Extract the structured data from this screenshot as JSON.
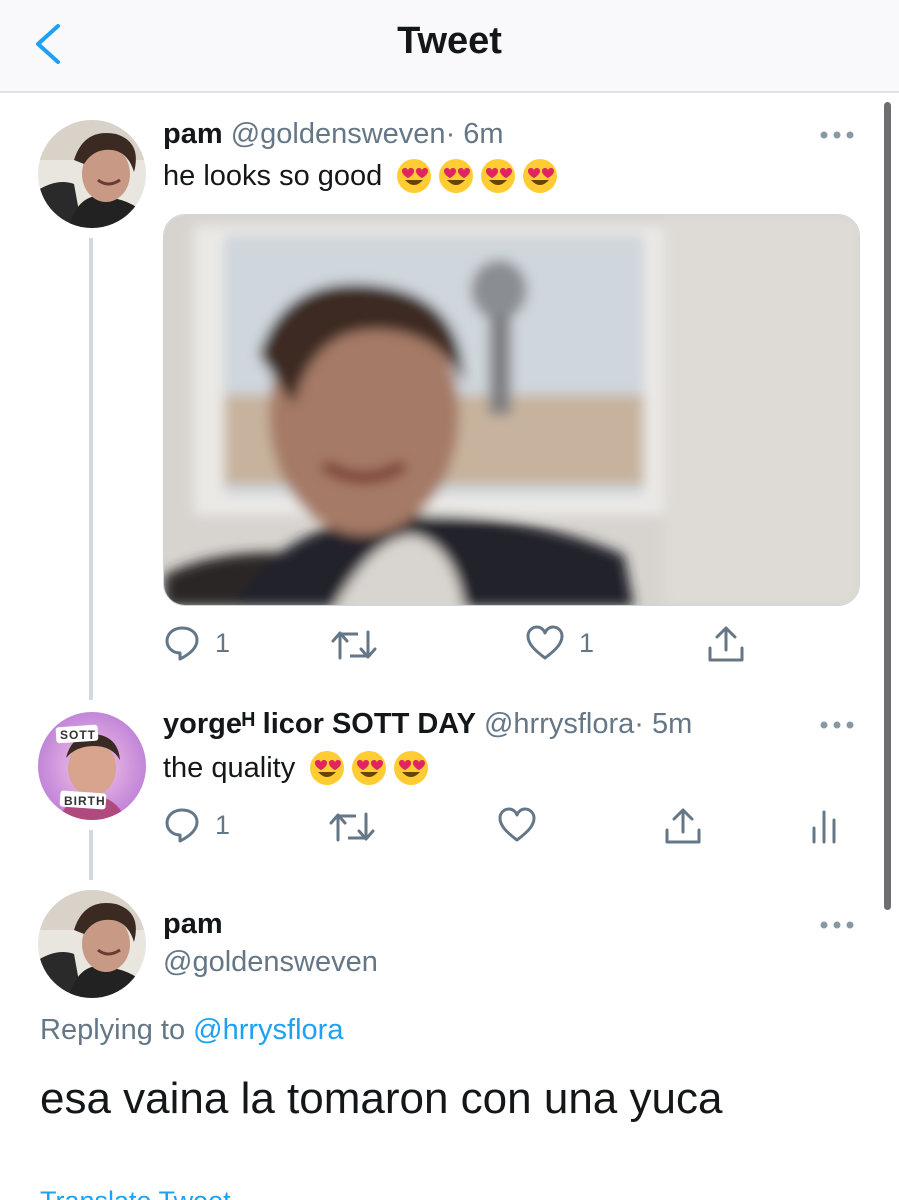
{
  "header": {
    "title": "Tweet"
  },
  "tweets": [
    {
      "name": "pam",
      "handle": "@goldensweven",
      "time": "· 6m",
      "text": "he looks so good",
      "emoji_count": 4,
      "reply_count": "1",
      "like_count": "1"
    },
    {
      "name": "yorgeᴴ licor SOTT DAY",
      "handle": "@hrrysflora",
      "time": "· 5m",
      "text": "the quality",
      "emoji_count": 3,
      "reply_count": "1",
      "avatar_badge_top": "SOTT",
      "avatar_badge_bottom": "BIRTH"
    }
  ],
  "main_tweet": {
    "name": "pam",
    "handle": "@goldensweven",
    "replying_label": "Replying to",
    "replying_handle": "@hrrysflora",
    "text": "esa vaina la tomaron con una yuca",
    "translate_label": "Translate Tweet"
  },
  "colors": {
    "accent": "#1da1f2",
    "secondary_text": "#657786",
    "thread_line": "#cfd9de"
  },
  "icons": [
    "back-chevron-icon",
    "reply-icon",
    "retweet-icon",
    "like-icon",
    "share-icon",
    "analytics-icon",
    "more-icon",
    "heart-eyes-emoji"
  ]
}
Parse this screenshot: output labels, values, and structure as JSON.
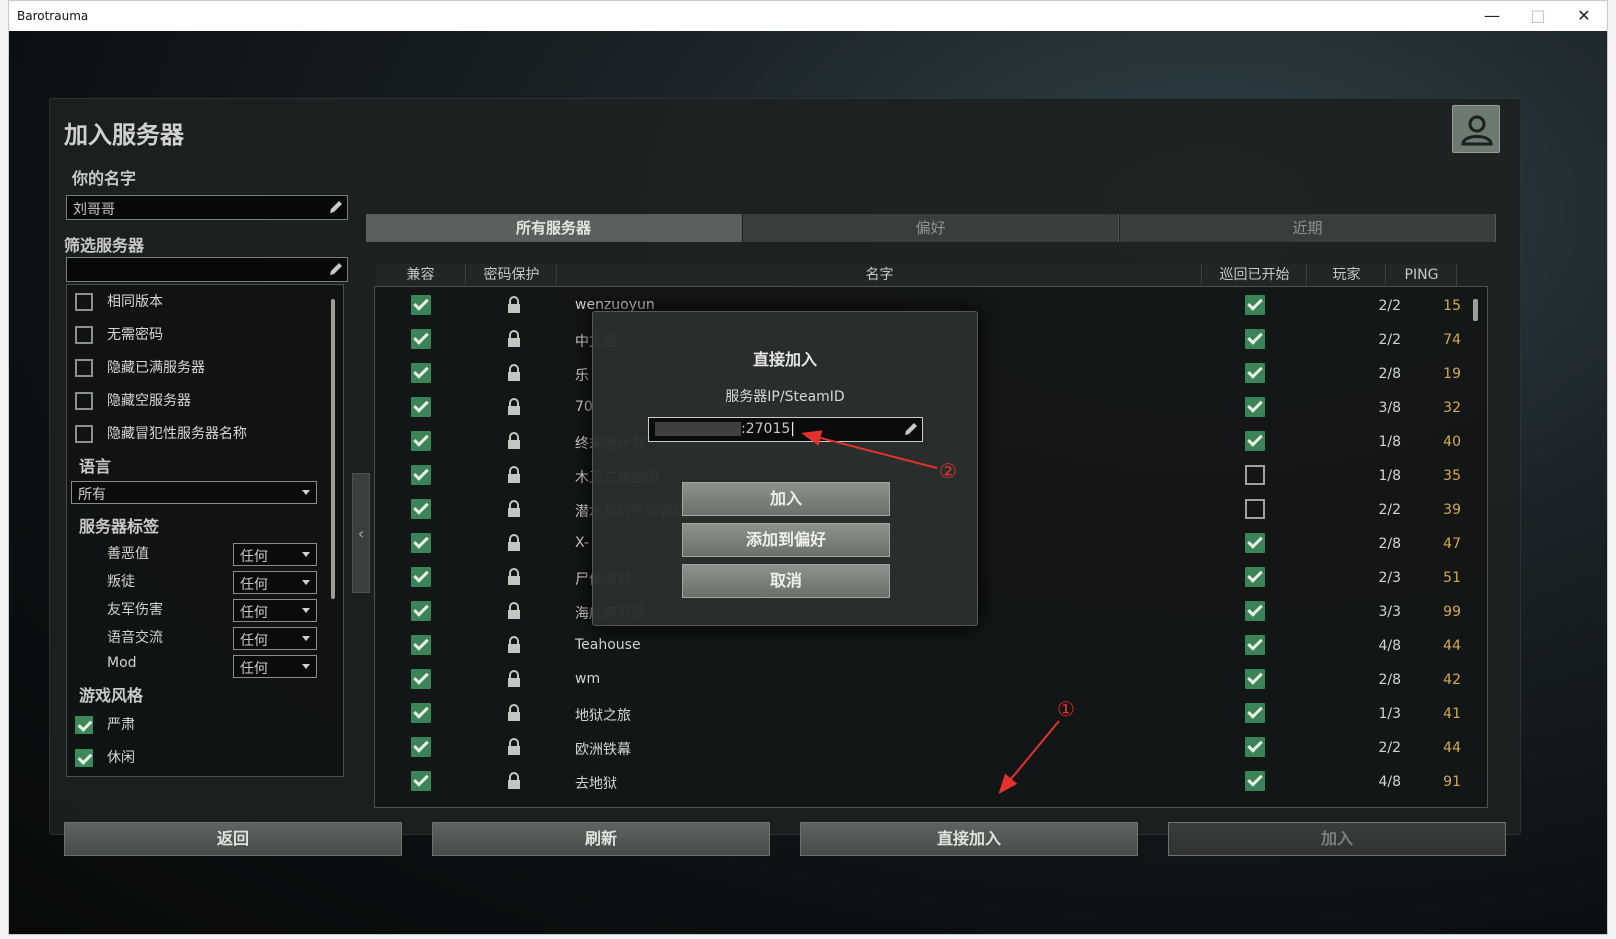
{
  "window": {
    "title": "Barotrauma"
  },
  "page": {
    "title": "加入服务器",
    "name_label": "你的名字",
    "name_value": "刘哥哥",
    "filter_label": "筛选服务器",
    "filter_value": ""
  },
  "filters": {
    "checkboxes": [
      {
        "label": "相同版本",
        "checked": false
      },
      {
        "label": "无需密码",
        "checked": false
      },
      {
        "label": "隐藏已满服务器",
        "checked": false
      },
      {
        "label": "隐藏空服务器",
        "checked": false
      },
      {
        "label": "隐藏冒犯性服务器名称",
        "checked": false
      }
    ],
    "language_label": "语言",
    "language_value": "所有",
    "tags_label": "服务器标签",
    "tags": [
      {
        "label": "善恶值",
        "value": "任何"
      },
      {
        "label": "叛徒",
        "value": "任何"
      },
      {
        "label": "友军伤害",
        "value": "任何"
      },
      {
        "label": "语音交流",
        "value": "任何"
      },
      {
        "label": "Mod",
        "value": "任何"
      }
    ],
    "style_label": "游戏风格",
    "styles": [
      {
        "label": "严肃",
        "checked": true
      },
      {
        "label": "休闲",
        "checked": true
      }
    ]
  },
  "tabs": [
    "所有服务器",
    "偏好",
    "近期"
  ],
  "columns": [
    "兼容",
    "密码保护",
    "名字",
    "巡回已开始",
    "玩家",
    "PING"
  ],
  "servers": [
    {
      "name": "wenzuoyun",
      "compat": true,
      "locked": true,
      "started": true,
      "players": "2/2",
      "ping": "15"
    },
    {
      "name": "中文版",
      "compat": true,
      "locked": true,
      "started": true,
      "players": "2/2",
      "ping": "74"
    },
    {
      "name": "乐",
      "compat": true,
      "locked": true,
      "started": true,
      "players": "2/8",
      "ping": "19"
    },
    {
      "name": "70",
      "compat": true,
      "locked": true,
      "started": true,
      "players": "3/8",
      "ping": "32"
    },
    {
      "name": "终末地计划",
      "compat": true,
      "locked": true,
      "started": true,
      "players": "1/8",
      "ping": "40"
    },
    {
      "name": "木卫二旅游团",
      "compat": true,
      "locked": true,
      "started": false,
      "players": "1/8",
      "ping": "35"
    },
    {
      "name": "潜水员的不妙冒险",
      "compat": true,
      "locked": true,
      "started": false,
      "players": "2/2",
      "ping": "39"
    },
    {
      "name": "X-",
      "compat": true,
      "locked": true,
      "started": true,
      "players": "2/8",
      "ping": "47"
    },
    {
      "name": "尸体派对",
      "compat": true,
      "locked": true,
      "started": true,
      "players": "2/3",
      "ping": "51"
    },
    {
      "name": "海底两万里",
      "compat": true,
      "locked": true,
      "started": true,
      "players": "3/3",
      "ping": "99"
    },
    {
      "name": "Teahouse",
      "compat": true,
      "locked": true,
      "started": true,
      "players": "4/8",
      "ping": "44"
    },
    {
      "name": "wm",
      "compat": true,
      "locked": true,
      "started": true,
      "players": "2/8",
      "ping": "42"
    },
    {
      "name": "地狱之旅",
      "compat": true,
      "locked": true,
      "started": true,
      "players": "1/3",
      "ping": "41"
    },
    {
      "name": "欧洲铁幕",
      "compat": true,
      "locked": true,
      "started": true,
      "players": "2/2",
      "ping": "44"
    },
    {
      "name": "去地狱",
      "compat": true,
      "locked": true,
      "started": true,
      "players": "4/8",
      "ping": "91"
    }
  ],
  "buttons": {
    "back": "返回",
    "refresh": "刷新",
    "direct": "直接加入",
    "join": "加入"
  },
  "dialog": {
    "title": "直接加入",
    "label": "服务器IP/SteamID",
    "value": ":27015",
    "join": "加入",
    "add_fav": "添加到偏好",
    "cancel": "取消"
  },
  "annotations": {
    "one": "①",
    "two": "②"
  },
  "colors": {
    "accent_green": "#3b8457",
    "ping": "#d2aa52",
    "arrow": "#e3322c"
  }
}
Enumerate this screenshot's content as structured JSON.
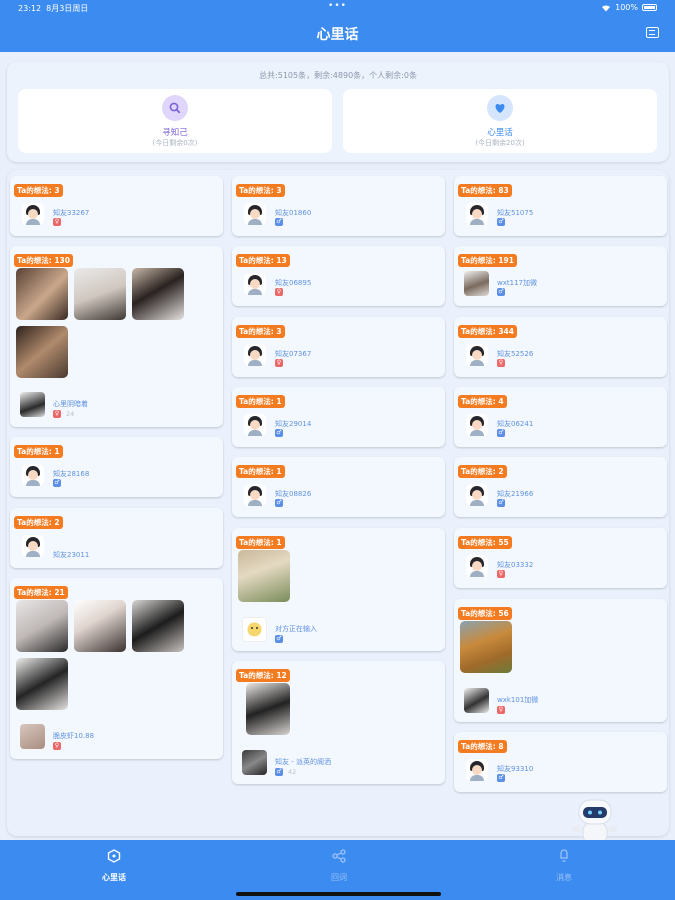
•••
= Given problem =
Repeat the preceding records precisely, and leave every picture out of the copy.

= Task result =
Extract the structured data from this screenshot as JSON.
{
  "header": {
    "title": "Tweet"
  },
  "tweets": [
    {
      "name": "pam",
      "handle": "@goldensweven",
      "time": "· 6m",
      "text": "he looks so good",
      "emoji_count": 4,
      "reply_count": "1",
      "like_count": "1"
    },
    {
      "name": "yorgeᴴ licor SOTT DAY",
      "handle": "@hrrysflora",
      "time": "· 5m",
      "text": "the quality",
      "emoji_count": 3,
      "reply_count": "1",
      "avatar_badge_top": "SOTT",
      "avatar_badge_bottom": "BIRTH"
    }
  ],
  "main_tweet": {
    "name": "pam",
    "handle": "@goldensweven",
    "replying_label": "Replying to",
    "replying_handle": "@hrrysflora",
    "text": "esa vaina la tomaron con una yuca",
    "translate_label": "Translate Tweet"
  },
  "colors": {
    "accent": "#1da1f2",
    "secondary_text": "#657786",
    "thread_line": "#cfd9de"
  },
  "icons": [
    "back-chevron-icon",
    "reply-icon",
    "retweet-icon",
    "like-icon",
    "share-icon",
    "analytics-icon",
    "more-icon",
    "heart-eyes-emoji"
  ]
}
Parse this screenshot: output labels, values, and structure as JSON.
{
  "window": {
    "title": "Barotrauma"
  },
  "page": {
    "title": "加入服务器",
    "name_label": "你的名字",
    "name_value": "刘哥哥",
    "filter_label": "筛选服务器",
    "filter_value": ""
  },
  "filters": {
    "checkboxes": [
      {
        "label": "相同版本",
        "checked": false
      },
      {
        "label": "无需密码",
        "checked": false
      },
      {
        "label": "隐藏已满服务器",
        "checked": false
      },
      {
        "label": "隐藏空服务器",
        "checked": false
      },
      {
        "label": "隐藏冒犯性服务器名称",
        "checked": false
      }
    ],
    "language_label": "语言",
    "language_value": "所有",
    "tags_label": "服务器标签",
    "tags": [
      {
        "label": "善恶值",
        "value": "任何"
      },
      {
        "label": "叛徒",
        "value": "任何"
      },
      {
        "label": "友军伤害",
        "value": "任何"
      },
      {
        "label": "语音交流",
        "value": "任何"
      },
      {
        "label": "Mod",
        "value": "任何"
      }
    ],
    "style_label": "游戏风格",
    "styles": [
      {
        "label": "严肃",
        "checked": true
      },
      {
        "label": "休闲",
        "checked": true
      }
    ]
  },
  "tabs": [
    "所有服务器",
    "偏好",
    "近期"
  ],
  "columns": [
    "兼容",
    "密码保护",
    "名字",
    "巡回已开始",
    "玩家",
    "PING"
  ],
  "servers": [
    {
      "name": "wenzuoyun",
      "compat": true,
      "locked": true,
      "started": true,
      "players": "2/2",
      "ping": "15"
    },
    {
      "name": "中文版",
      "compat": true,
      "locked": true,
      "started": true,
      "players": "2/2",
      "ping": "74"
    },
    {
      "name": "乐",
      "compat": true,
      "locked": true,
      "started": true,
      "players": "2/8",
      "ping": "19"
    },
    {
      "name": "70",
      "compat": true,
      "locked": true,
      "started": true,
      "players": "3/8",
      "ping": "32"
    },
    {
      "name": "终末地计划",
      "compat": true,
      "locked": true,
      "started": true,
      "players": "1/8",
      "ping": "40"
    },
    {
      "name": "木卫二旅游团",
      "compat": true,
      "locked": true,
      "started": false,
      "players": "1/8",
      "ping": "35"
    },
    {
      "name": "潜水员的不妙冒险",
      "compat": true,
      "locked": true,
      "started": false,
      "players": "2/2",
      "ping": "39"
    },
    {
      "name": "X-",
      "compat": true,
      "locked": true,
      "started": true,
      "players": "2/8",
      "ping": "47"
    },
    {
      "name": "尸体派对",
      "compat": true,
      "locked": true,
      "started": true,
      "players": "2/3",
      "ping": "51"
    },
    {
      "name": "海底两万里",
      "compat": true,
      "locked": true,
      "started": true,
      "players": "3/3",
      "ping": "99"
    },
    {
      "name": "Teahouse",
      "compat": true,
      "locked": true,
      "started": true,
      "players": "4/8",
      "ping": "44"
    },
    {
      "name": "wm",
      "compat": true,
      "locked": true,
      "started": true,
      "players": "2/8",
      "ping": "42"
    },
    {
      "name": "地狱之旅",
      "compat": true,
      "locked": true,
      "started": true,
      "players": "1/3",
      "ping": "41"
    },
    {
      "name": "欧洲铁幕",
      "compat": true,
      "locked": true,
      "started": true,
      "players": "2/2",
      "ping": "44"
    },
    {
      "name": "去地狱",
      "compat": true,
      "locked": true,
      "started": true,
      "players": "4/8",
      "ping": "91"
    }
  ],
  "buttons": {
    "back": "返回",
    "refresh": "刷新",
    "direct": "直接加入",
    "join": "加入"
  },
  "dialog": {
    "title": "直接加入",
    "label": "服务器IP/SteamID",
    "value": ":27015",
    "join": "加入",
    "add_fav": "添加到偏好",
    "cancel": "取消"
  },
  "annotations": {
    "one": "①",
    "two": "②"
  },
  "colors": {
    "accent_green": "#3b8457",
    "ping": "#d2aa52",
    "arrow": "#e3322c"
  }
}
Enumerate this screenshot's content as structured JSON.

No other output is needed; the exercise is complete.